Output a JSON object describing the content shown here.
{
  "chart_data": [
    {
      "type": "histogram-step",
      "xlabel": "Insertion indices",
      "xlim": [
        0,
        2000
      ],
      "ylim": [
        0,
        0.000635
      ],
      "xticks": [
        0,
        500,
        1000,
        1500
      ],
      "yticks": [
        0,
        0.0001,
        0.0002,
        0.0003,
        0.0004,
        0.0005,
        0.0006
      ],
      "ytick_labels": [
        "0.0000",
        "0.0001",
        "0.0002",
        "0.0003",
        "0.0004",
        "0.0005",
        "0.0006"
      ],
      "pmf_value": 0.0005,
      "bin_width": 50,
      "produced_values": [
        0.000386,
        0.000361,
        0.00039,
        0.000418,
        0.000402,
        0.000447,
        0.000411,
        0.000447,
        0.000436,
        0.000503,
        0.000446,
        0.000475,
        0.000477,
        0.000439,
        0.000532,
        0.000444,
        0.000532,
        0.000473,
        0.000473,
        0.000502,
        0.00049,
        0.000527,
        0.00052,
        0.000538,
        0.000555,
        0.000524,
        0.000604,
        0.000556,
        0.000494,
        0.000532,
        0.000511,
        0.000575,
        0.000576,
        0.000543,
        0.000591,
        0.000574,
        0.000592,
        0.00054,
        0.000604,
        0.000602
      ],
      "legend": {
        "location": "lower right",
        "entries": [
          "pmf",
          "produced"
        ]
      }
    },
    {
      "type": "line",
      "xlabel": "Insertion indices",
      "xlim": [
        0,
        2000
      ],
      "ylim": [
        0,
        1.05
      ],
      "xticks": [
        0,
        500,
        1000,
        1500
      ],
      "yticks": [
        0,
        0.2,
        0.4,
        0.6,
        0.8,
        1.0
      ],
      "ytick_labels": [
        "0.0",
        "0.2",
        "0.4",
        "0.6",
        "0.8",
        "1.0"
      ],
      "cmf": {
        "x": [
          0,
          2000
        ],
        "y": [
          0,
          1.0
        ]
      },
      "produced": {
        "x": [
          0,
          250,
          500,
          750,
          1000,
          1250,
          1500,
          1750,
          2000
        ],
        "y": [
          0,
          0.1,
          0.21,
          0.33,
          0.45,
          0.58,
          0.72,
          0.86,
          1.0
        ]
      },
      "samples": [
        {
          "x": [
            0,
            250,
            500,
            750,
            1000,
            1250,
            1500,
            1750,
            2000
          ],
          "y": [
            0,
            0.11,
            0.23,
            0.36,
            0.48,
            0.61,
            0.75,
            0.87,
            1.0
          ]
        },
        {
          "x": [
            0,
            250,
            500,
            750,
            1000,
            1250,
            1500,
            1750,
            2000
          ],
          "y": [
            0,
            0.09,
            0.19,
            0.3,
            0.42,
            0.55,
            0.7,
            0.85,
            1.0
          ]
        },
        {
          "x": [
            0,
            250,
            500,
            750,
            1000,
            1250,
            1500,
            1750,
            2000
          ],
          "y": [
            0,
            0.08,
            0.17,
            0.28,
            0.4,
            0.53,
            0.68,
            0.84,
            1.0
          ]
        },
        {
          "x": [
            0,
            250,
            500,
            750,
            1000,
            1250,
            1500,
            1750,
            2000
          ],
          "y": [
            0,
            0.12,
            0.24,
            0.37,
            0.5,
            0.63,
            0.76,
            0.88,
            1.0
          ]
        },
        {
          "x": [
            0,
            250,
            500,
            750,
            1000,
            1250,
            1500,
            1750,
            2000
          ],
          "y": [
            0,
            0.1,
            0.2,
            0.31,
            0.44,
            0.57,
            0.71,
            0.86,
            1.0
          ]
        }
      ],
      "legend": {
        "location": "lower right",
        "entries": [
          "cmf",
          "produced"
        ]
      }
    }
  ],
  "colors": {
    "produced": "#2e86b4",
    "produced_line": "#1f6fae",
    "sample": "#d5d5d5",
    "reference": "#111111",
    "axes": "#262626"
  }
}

===

Extract each line of the material exactly as it stands.

Output a JSON object describing the content shown here.
{
  "chart_data": [
    {
      "type": "histogram-step",
      "xlabel": "Insertion indices",
      "xlim": [
        0,
        2000
      ],
      "ylim": [
        0,
        0.000635
      ],
      "xticks": [
        0,
        500,
        1000,
        1500
      ],
      "yticks": [
        0,
        0.0001,
        0.0002,
        0.0003,
        0.0004,
        0.0005,
        0.0006
      ],
      "ytick_labels": [
        "0.0000",
        "0.0001",
        "0.0002",
        "0.0003",
        "0.0004",
        "0.0005",
        "0.0006"
      ],
      "pmf_value": 0.0005,
      "bin_width": 50,
      "produced_values": [
        0.000386,
        0.000361,
        0.00039,
        0.000418,
        0.000402,
        0.000447,
        0.000411,
        0.000447,
        0.000436,
        0.000503,
        0.000446,
        0.000475,
        0.000477,
        0.000439,
        0.000532,
        0.000444,
        0.000532,
        0.000473,
        0.000473,
        0.000502,
        0.00049,
        0.000527,
        0.00052,
        0.000538,
        0.000555,
        0.000524,
        0.000604,
        0.000556,
        0.000494,
        0.000532,
        0.000511,
        0.000575,
        0.000576,
        0.000543,
        0.000591,
        0.000574,
        0.000592,
        0.00054,
        0.000604,
        0.000602
      ],
      "legend": {
        "location": "lower right",
        "entries": [
          "pmf",
          "produced"
        ]
      }
    },
    {
      "type": "line",
      "xlabel": "Insertion indices",
      "xlim": [
        0,
        2000
      ],
      "ylim": [
        0,
        1.05
      ],
      "xticks": [
        0,
        500,
        1000,
        1500
      ],
      "yticks": [
        0,
        0.2,
        0.4,
        0.6,
        0.8,
        1.0
      ],
      "ytick_labels": [
        "0.0",
        "0.2",
        "0.4",
        "0.6",
        "0.8",
        "1.0"
      ],
      "cmf": {
        "x": [
          0,
          2000
        ],
        "y": [
          0,
          1.0
        ]
      },
      "produced": {
        "x": [
          0,
          250,
          500,
          750,
          1000,
          1250,
          1500,
          1750,
          2000
        ],
        "y": [
          0,
          0.1,
          0.21,
          0.33,
          0.45,
          0.58,
          0.72,
          0.86,
          1.0
        ]
      },
      "samples": [
        {
          "x": [
            0,
            250,
            500,
            750,
            1000,
            1250,
            1500,
            1750,
            2000
          ],
          "y": [
            0,
            0.11,
            0.23,
            0.36,
            0.48,
            0.61,
            0.75,
            0.87,
            1.0
          ]
        },
        {
          "x": [
            0,
            250,
            500,
            750,
            1000,
            1250,
            1500,
            1750,
            2000
          ],
          "y": [
            0,
            0.09,
            0.19,
            0.3,
            0.42,
            0.55,
            0.7,
            0.85,
            1.0
          ]
        },
        {
          "x": [
            0,
            250,
            500,
            750,
            1000,
            1250,
            1500,
            1750,
            2000
          ],
          "y": [
            0,
            0.08,
            0.17,
            0.28,
            0.4,
            0.53,
            0.68,
            0.84,
            1.0
          ]
        },
        {
          "x": [
            0,
            250,
            500,
            750,
            1000,
            1250,
            1500,
            1750,
            2000
          ],
          "y": [
            0,
            0.12,
            0.24,
            0.37,
            0.5,
            0.63,
            0.76,
            0.88,
            1.0
          ]
        },
        {
          "x": [
            0,
            250,
            500,
            750,
            1000,
            1250,
            1500,
            1750,
            2000
          ],
          "y": [
            0,
            0.1,
            0.2,
            0.31,
            0.44,
            0.57,
            0.71,
            0.86,
            1.0
          ]
        }
      ],
      "legend": {
        "location": "lower right",
        "entries": [
          "cmf",
          "produced"
        ]
      }
    }
  ],
  "colors": {
    "produced": "#2e86b4",
    "produced_line": "#1f6fae",
    "sample": "#d5d5d5",
    "reference": "#111111",
    "axes": "#262626"
  }
}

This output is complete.